== REQUIREMENT ==
Find every line containing the word "this" and report the count, nothing more.

------ EXERCISE INPUTS ------

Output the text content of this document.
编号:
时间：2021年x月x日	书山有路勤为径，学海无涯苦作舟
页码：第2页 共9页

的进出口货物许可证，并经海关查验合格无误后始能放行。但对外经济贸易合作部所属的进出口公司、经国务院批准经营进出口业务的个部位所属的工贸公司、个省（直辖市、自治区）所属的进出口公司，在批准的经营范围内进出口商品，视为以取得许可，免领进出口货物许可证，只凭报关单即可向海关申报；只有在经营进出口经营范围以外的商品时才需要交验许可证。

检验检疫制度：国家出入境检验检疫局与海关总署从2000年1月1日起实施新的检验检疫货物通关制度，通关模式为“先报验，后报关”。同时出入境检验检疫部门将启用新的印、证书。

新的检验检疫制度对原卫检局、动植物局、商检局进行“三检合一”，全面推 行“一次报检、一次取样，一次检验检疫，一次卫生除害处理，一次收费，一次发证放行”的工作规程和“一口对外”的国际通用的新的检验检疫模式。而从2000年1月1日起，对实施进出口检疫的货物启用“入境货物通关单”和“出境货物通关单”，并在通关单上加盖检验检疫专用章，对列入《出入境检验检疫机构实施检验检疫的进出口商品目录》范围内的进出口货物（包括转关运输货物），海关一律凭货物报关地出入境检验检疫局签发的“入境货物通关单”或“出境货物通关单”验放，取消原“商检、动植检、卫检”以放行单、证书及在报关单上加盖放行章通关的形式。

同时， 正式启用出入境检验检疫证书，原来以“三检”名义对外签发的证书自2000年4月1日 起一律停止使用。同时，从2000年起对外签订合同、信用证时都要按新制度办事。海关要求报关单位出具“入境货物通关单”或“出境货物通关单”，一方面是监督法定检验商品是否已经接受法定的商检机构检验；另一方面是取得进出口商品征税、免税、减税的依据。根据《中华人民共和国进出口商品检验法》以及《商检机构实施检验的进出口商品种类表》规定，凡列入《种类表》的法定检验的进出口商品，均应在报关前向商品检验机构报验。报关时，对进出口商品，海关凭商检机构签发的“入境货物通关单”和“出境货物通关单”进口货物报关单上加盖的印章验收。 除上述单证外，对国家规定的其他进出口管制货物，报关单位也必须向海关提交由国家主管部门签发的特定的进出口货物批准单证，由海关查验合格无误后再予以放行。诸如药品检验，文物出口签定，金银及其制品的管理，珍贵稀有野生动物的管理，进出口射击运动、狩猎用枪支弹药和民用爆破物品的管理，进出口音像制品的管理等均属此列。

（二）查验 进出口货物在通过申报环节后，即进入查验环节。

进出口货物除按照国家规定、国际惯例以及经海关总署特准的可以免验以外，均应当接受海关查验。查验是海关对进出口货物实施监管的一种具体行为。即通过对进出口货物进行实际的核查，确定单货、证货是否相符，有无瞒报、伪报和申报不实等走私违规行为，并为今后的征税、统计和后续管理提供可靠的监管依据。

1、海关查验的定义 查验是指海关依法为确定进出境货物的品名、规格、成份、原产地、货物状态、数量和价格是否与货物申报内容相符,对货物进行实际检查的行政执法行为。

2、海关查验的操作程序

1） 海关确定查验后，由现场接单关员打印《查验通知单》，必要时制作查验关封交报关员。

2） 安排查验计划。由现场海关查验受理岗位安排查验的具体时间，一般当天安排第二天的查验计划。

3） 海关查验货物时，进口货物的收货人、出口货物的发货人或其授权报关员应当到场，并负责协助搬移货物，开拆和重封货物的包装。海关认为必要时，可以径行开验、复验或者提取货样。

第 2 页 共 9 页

------
------ EXERCISE INPUTS ------

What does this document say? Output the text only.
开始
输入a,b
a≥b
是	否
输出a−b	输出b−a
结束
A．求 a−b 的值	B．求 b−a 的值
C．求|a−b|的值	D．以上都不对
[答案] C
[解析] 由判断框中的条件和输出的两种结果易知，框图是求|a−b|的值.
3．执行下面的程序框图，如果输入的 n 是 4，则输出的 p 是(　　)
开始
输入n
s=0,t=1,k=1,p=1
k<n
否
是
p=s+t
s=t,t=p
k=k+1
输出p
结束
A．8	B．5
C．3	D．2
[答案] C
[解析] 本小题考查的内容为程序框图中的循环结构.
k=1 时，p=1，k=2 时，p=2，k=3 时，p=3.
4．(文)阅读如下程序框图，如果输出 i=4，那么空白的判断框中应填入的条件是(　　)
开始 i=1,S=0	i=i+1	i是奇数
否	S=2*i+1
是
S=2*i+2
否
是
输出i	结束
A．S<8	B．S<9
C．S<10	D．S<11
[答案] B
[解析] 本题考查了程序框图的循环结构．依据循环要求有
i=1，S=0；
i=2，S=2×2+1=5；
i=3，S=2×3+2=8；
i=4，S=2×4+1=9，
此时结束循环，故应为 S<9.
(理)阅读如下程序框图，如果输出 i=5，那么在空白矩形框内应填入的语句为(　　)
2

------

== FINISHED TASK ==
2